Text segment:

--------------------------------------------------

1. An iron ore concentration process with grinding circuit, dry desliming and dry concentration, wherein the process comprises the steps of:
a) crushing an ore;
b) dry grinding of the ore crushed in step a);
c) dry desliming of the ore grinded in step b); and
d) magnetically separating the ore deslimed in step c), resulting in a concentrate product and a reject that is separated.
2. The iron ore concentration process according to claim 1, wherein step b) is performed by pneumatic classifiers, with a cut between about 90%<37 μm and about 90%<5 μm.
3. The iron ore concentration process according to claim 1, wherein step d) is performed by magnetic drums using a combination of low and medium intensity magnetic fields followed by high gradient-high intensity magnetic roll separators.
4. The iron ore concentration process according to claim 1, wherein the process is applied for concentration of iron ores with one stage of grinding, including ores with coarse liberation sizes.
5. The iron ore concentration process according to claim 1, wherein the process is applied for concentration of iron ores with two stages of grinding and regrinding, including for ores with fine liberation sizes.
6. The iron ore concentration process according to claim 1, wherein the process is a fully dry concentration process.
7. An iron ore concentration process with dry grinding circuit, dry desliming and mixed (dry and wet) concentration, wherein the process is applied for concentration of iron ores with one stage of grinding, with coarse liberation sizes, and wherein the process comprises the steps of:
a) crushing an ore;
b) dry grinding of the ore crushed in step a);
c) dry desliming of the ore grinded in step b);
d) adding water to the ore deslimed in step c)
e) floating or performing a wet high intensity magnetic separation, resulting in a reject that is separated; and
f) filtering to obtain a concentrated product.

--------------------------------------------------

Supplied material:
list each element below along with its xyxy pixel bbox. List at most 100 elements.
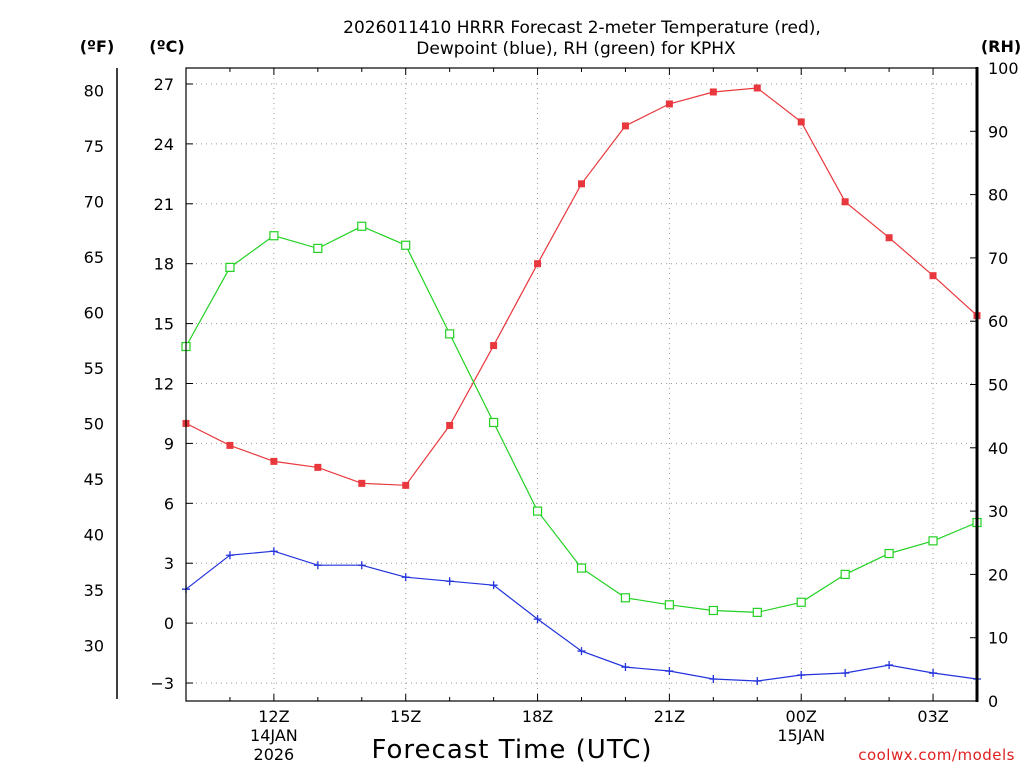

--------------------------------------------------

Stated exercise: Rewrite the paragraph of the iron ore claims that begins "7. An iron ore concentration process with dry grinding circuit" as a short list that keeps its main facts.

Answer to the task:
- Scope: iron ores with one stage of grinding and coarse liberation sizes
- Features: dry grinding circuit, dry desliming, and mixed (dry and wet) concentration
- Step 1: Crush the ore.
- Step 2: Dry grind the crushed ore.
- Step 3: Dry deslime the ground ore.
- Step 4: Add water to the deslimed ore.
- Step 5: Float or perform wet high intensity magnetic separation, separating out a reject.
- Step 6: Filter to obtain a concentrated product.